Dataset items:
Start

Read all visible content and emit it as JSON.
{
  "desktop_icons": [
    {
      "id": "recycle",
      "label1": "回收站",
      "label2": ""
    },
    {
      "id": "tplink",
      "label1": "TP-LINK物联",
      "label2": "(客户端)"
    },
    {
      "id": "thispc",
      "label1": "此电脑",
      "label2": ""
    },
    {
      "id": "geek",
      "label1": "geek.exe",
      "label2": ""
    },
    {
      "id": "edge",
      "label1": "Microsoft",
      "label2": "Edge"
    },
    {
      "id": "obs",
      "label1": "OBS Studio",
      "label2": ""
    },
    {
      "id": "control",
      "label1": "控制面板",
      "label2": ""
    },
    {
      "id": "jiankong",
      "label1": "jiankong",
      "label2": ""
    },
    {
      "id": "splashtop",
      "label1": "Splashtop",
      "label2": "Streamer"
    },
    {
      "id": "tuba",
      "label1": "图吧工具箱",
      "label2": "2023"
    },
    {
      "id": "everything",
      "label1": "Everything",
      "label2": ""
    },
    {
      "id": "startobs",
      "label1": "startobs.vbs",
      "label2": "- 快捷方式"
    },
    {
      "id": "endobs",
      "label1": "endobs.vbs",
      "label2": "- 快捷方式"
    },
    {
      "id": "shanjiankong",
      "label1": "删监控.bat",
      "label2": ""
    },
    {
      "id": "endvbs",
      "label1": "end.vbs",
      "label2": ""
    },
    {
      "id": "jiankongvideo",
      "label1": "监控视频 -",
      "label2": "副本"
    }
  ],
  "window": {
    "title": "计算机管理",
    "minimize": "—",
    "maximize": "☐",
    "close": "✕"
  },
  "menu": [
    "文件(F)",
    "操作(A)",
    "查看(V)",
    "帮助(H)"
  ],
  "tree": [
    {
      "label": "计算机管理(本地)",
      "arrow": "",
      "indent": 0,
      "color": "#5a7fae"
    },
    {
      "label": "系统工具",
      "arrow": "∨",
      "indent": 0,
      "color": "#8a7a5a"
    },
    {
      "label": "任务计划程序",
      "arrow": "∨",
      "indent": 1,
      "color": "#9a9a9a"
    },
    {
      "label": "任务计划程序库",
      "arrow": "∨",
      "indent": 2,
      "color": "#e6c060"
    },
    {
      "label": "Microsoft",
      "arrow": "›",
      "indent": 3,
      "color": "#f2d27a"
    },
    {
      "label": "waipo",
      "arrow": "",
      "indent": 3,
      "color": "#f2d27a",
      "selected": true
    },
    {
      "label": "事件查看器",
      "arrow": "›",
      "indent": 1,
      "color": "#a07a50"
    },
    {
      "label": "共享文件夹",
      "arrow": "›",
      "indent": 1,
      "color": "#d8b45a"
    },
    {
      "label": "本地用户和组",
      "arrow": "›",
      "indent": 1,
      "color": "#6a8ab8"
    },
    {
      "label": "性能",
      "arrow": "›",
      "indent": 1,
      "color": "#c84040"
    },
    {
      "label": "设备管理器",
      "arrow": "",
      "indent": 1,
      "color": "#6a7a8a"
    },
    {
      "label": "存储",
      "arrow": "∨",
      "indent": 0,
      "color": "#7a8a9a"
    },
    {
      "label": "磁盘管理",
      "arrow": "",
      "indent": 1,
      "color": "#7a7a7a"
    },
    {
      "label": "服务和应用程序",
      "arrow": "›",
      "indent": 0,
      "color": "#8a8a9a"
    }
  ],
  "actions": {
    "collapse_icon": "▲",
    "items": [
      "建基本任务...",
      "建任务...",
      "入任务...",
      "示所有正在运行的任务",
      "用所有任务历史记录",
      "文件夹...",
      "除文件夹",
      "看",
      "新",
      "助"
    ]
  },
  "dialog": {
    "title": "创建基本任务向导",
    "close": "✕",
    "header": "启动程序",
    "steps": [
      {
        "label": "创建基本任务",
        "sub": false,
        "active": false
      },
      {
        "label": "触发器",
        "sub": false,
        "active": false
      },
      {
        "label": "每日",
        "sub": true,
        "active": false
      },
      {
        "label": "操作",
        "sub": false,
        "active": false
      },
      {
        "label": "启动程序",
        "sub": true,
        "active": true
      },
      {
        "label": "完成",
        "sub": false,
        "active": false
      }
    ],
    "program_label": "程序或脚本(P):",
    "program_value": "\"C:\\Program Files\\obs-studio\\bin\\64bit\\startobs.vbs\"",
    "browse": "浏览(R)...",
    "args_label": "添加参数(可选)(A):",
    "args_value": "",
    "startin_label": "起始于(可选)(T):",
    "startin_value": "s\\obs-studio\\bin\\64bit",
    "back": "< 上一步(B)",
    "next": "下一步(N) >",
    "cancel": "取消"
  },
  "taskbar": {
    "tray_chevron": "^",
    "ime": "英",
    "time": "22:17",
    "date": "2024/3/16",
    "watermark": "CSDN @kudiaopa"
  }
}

End

Exercise instructions:
Extract all of the data above without altering anything.

Final result:
Read all visible content and emit it as JSON.
{
  "desktop_icons": [
    {
      "id": "recycle",
      "label1": "回收站",
      "label2": ""
    },
    {
      "id": "tplink",
      "label1": "TP-LINK物联",
      "label2": "(客户端)"
    },
    {
      "id": "thispc",
      "label1": "此电脑",
      "label2": ""
    },
    {
      "id": "geek",
      "label1": "geek.exe",
      "label2": ""
    },
    {
      "id": "edge",
      "label1": "Microsoft",
      "label2": "Edge"
    },
    {
      "id": "obs",
      "label1": "OBS Studio",
      "label2": ""
    },
    {
      "id": "control",
      "label1": "控制面板",
      "label2": ""
    },
    {
      "id": "jiankong",
      "label1": "jiankong",
      "label2": ""
    },
    {
      "id": "splashtop",
      "label1": "Splashtop",
      "label2": "Streamer"
    },
    {
      "id": "tuba",
      "label1": "图吧工具箱",
      "label2": "2023"
    },
    {
      "id": "everything",
      "label1": "Everything",
      "label2": ""
    },
    {
      "id": "startobs",
      "label1": "startobs.vbs",
      "label2": "- 快捷方式"
    },
    {
      "id": "endobs",
      "label1": "endobs.vbs",
      "label2": "- 快捷方式"
    },
    {
      "id": "shanjiankong",
      "label1": "删监控.bat",
      "label2": ""
    },
    {
      "id": "endvbs",
      "label1": "end.vbs",
      "label2": ""
    },
    {
      "id": "jiankongvideo",
      "label1": "监控视频 -",
      "label2": "副本"
    }
  ],
  "window": {
    "title": "计算机管理",
    "minimize": "—",
    "maximize": "☐",
    "close": "✕"
  },
  "menu": [
    "文件(F)",
    "操作(A)",
    "查看(V)",
    "帮助(H)"
  ],
  "tree": [
    {
      "label": "计算机管理(本地)",
      "arrow": "",
      "indent": 0,
      "color": "#5a7fae"
    },
    {
      "label": "系统工具",
      "arrow": "∨",
      "indent": 0,
      "color": "#8a7a5a"
    },
    {
      "label": "任务计划程序",
      "arrow": "∨",
      "indent": 1,
      "color": "#9a9a9a"
    },
    {
      "label": "任务计划程序库",
      "arrow": "∨",
      "indent": 2,
      "color": "#e6c060"
    },
    {
      "label": "Microsoft",
      "arrow": "›",
      "indent": 3,
      "color": "#f2d27a"
    },
    {
      "label": "waipo",
      "arrow": "",
      "indent": 3,
      "color": "#f2d27a",
      "selected": true
    },
    {
      "label": "事件查看器",
      "arrow": "›",
      "indent": 1,
      "color": "#a07a50"
    },
    {
      "label": "共享文件夹",
      "arrow": "›",
      "indent": 1,
      "color": "#d8b45a"
    },
    {
      "label": "本地用户和组",
      "arrow": "›",
      "indent": 1,
      "color": "#6a8ab8"
    },
    {
      "label": "性能",
      "arrow": "›",
      "indent": 1,
      "color": "#c84040"
    },
    {
      "label": "设备管理器",
      "arrow": "",
      "indent": 1,
      "color": "#6a7a8a"
    },
    {
      "label": "存储",
      "arrow": "∨",
      "indent": 0,
      "color": "#7a8a9a"
    },
    {
      "label": "磁盘管理",
      "arrow": "",
      "indent": 1,
      "color": "#7a7a7a"
    },
    {
      "label": "服务和应用程序",
      "arrow": "›",
      "indent": 0,
      "color": "#8a8a9a"
    }
  ],
  "actions": {
    "collapse_icon": "▲",
    "items": [
      "建基本任务...",
      "建任务...",
      "入任务...",
      "示所有正在运行的任务",
      "用所有任务历史记录",
      "文件夹...",
      "除文件夹",
      "看",
      "新",
      "助"
    ]
  },
  "dialog": {
    "title": "创建基本任务向导",
    "close": "✕",
    "header": "启动程序",
    "steps": [
      {
        "label": "创建基本任务",
        "sub": false,
        "active": false
      },
      {
        "label": "触发器",
        "sub": false,
        "active": false
      },
      {
        "label": "每日",
        "sub": true,
        "active": false
      },
      {
        "label": "操作",
        "sub": false,
        "active": false
      },
      {
        "label": "启动程序",
        "sub": true,
        "active": true
      },
      {
        "label": "完成",
        "sub": false,
        "active": false
      }
    ],
    "program_label": "程序或脚本(P):",
    "program_value": "\"C:\\Program Files\\obs-studio\\bin\\64bit\\startobs.vbs\"",
    "browse": "浏览(R)...",
    "args_label": "添加参数(可选)(A):",
    "args_value": "",
    "startin_label": "起始于(可选)(T):",
    "startin_value": "s\\obs-studio\\bin\\64bit",
    "back": "< 上一步(B)",
    "next": "下一步(N) >",
    "cancel": "取消"
  },
  "taskbar": {
    "tray_chevron": "^",
    "ime": "英",
    "time": "22:17",
    "date": "2024/3/16",
    "watermark": "CSDN @kudiaopa"
  }
}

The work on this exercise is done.